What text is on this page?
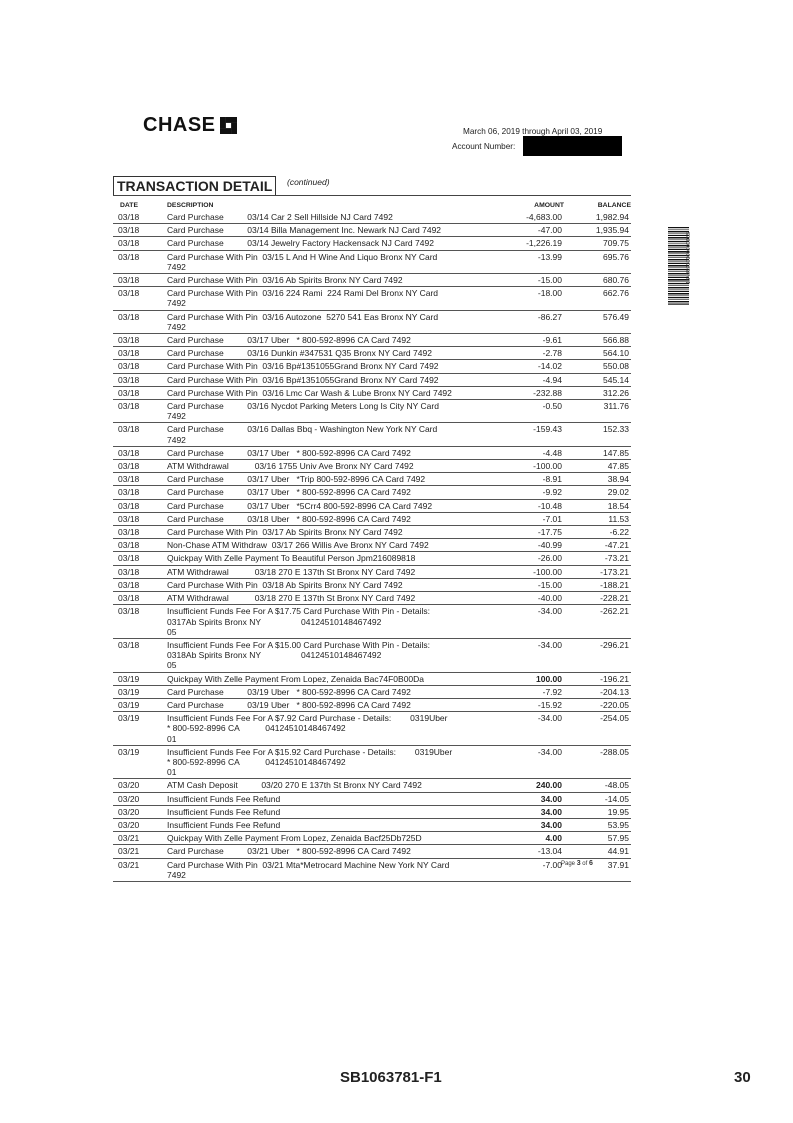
CHASE	March 06, 2019 through April 03, 2019
Account Number:
TRANSACTION DETAIL	(continued)
13498930000000065
DATE	DESCRIPTION	AMOUNT	BALANCE
03/18	Card Purchase          03/14 Car 2 Sell Hillside NJ Card 7492	-4,683.00	1,982.94
03/18	Card Purchase          03/14 Billa Management Inc. Newark NJ Card 7492	-47.00	1,935.94
03/18	Card Purchase          03/14 Jewelry Factory Hackensack NJ Card 7492	-1,226.19	709.75
03/18	Card Purchase With Pin  03/15 L And H Wine And Liquo Bronx NY Card
7492	-13.99	695.76
03/18	Card Purchase With Pin  03/16 Ab Spirits Bronx NY Card 7492	-15.00	680.76
03/18	Card Purchase With Pin  03/16 224 Rami  224 Rami Del Bronx NY Card
7492	-18.00	662.76
03/18	Card Purchase With Pin  03/16 Autozone  5270 541 Eas Bronx NY Card
7492	-86.27	576.49
03/18	Card Purchase          03/17 Uber   * 800-592-8996 CA Card 7492	-9.61	566.88
03/18	Card Purchase          03/16 Dunkin #347531 Q35 Bronx NY Card 7492	-2.78	564.10
03/18	Card Purchase With Pin  03/16 Bp#1351055Grand Bronx NY Card 7492	-14.02	550.08
03/18	Card Purchase With Pin  03/16 Bp#1351055Grand Bronx NY Card 7492	-4.94	545.14
03/18	Card Purchase With Pin  03/16 Lmc Car Wash & Lube Bronx NY Card 7492	-232.88	312.26
03/18	Card Purchase          03/16 Nycdot Parking Meters Long Is City NY Card
7492	-0.50	311.76
03/18	Card Purchase          03/16 Dallas Bbq - Washington New York NY Card
7492	-159.43	152.33
03/18	Card Purchase          03/17 Uber   * 800-592-8996 CA Card 7492	-4.48	147.85
03/18	ATM Withdrawal           03/16 1755 Univ Ave Bronx NY Card 7492	-100.00	47.85
03/18	Card Purchase          03/17 Uber   *Trip 800-592-8996 CA Card 7492	-8.91	38.94
03/18	Card Purchase          03/17 Uber   * 800-592-8996 CA Card 7492	-9.92	29.02
03/18	Card Purchase          03/17 Uber   *5Crr4 800-592-8996 CA Card 7492	-10.48	18.54
03/18	Card Purchase          03/18 Uber   * 800-592-8996 CA Card 7492	-7.01	11.53
03/18	Card Purchase With Pin  03/17 Ab Spirits Bronx NY Card 7492	-17.75	-6.22
03/18	Non-Chase ATM Withdraw  03/17 266 Willis Ave Bronx NY Card 7492	-40.99	-47.21
03/18	Quickpay With Zelle Payment To Beautiful Person Jpm216089818	-26.00	-73.21
03/18	ATM Withdrawal           03/18 270 E 137th St Bronx NY Card 7492	-100.00	-173.21
03/18	Card Purchase With Pin  03/18 Ab Spirits Bronx NY Card 7492	-15.00	-188.21
03/18	ATM Withdrawal           03/18 270 E 137th St Bronx NY Card 7492	-40.00	-228.21
03/18	Insufficient Funds Fee For A $17.75 Card Purchase With Pin - Details:
0317Ab Spirits Bronx NY                 04124510148467492
05	-34.00	-262.21
03/18	Insufficient Funds Fee For A $15.00 Card Purchase With Pin - Details:
0318Ab Spirits Bronx NY                 04124510148467492
05	-34.00	-296.21
03/19	Quickpay With Zelle Payment From Lopez, Zenaida Bac74F0B00Da	100.00	-196.21
03/19	Card Purchase          03/19 Uber   * 800-592-8996 CA Card 7492	-7.92	-204.13
03/19	Card Purchase          03/19 Uber   * 800-592-8996 CA Card 7492	-15.92	-220.05
03/19	Insufficient Funds Fee For A $7.92 Card Purchase - Details:        0319Uber
* 800-592-8996 CA           04124510148467492
01	-34.00	-254.05
03/19	Insufficient Funds Fee For A $15.92 Card Purchase - Details:        0319Uber
* 800-592-8996 CA           04124510148467492
01	-34.00	-288.05
03/20	ATM Cash Deposit          03/20 270 E 137th St Bronx NY Card 7492	240.00	-48.05
03/20	Insufficient Funds Fee Refund	34.00	-14.05
03/20	Insufficient Funds Fee Refund	34.00	19.95
03/20	Insufficient Funds Fee Refund	34.00	53.95
03/21	Quickpay With Zelle Payment From Lopez, Zenaida Bacf25Db725D	4.00	57.95
03/21	Card Purchase          03/21 Uber   * 800-592-8996 CA Card 7492	-13.04	44.91
03/21	Card Purchase With Pin  03/21 Mta*Metrocard Machine New York NY Card
7492	-7.00	37.91
Page 3 of 6
SB1063781-F1	30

**********

[Requirements] Extract every line of the records above that contains the word "Refund".

[Output for this task]
03/20	Insufficient Funds Fee Refund	34.00	-14.05
03/20	Insufficient Funds Fee Refund	34.00	19.95
03/20	Insufficient Funds Fee Refund	34.00	53.95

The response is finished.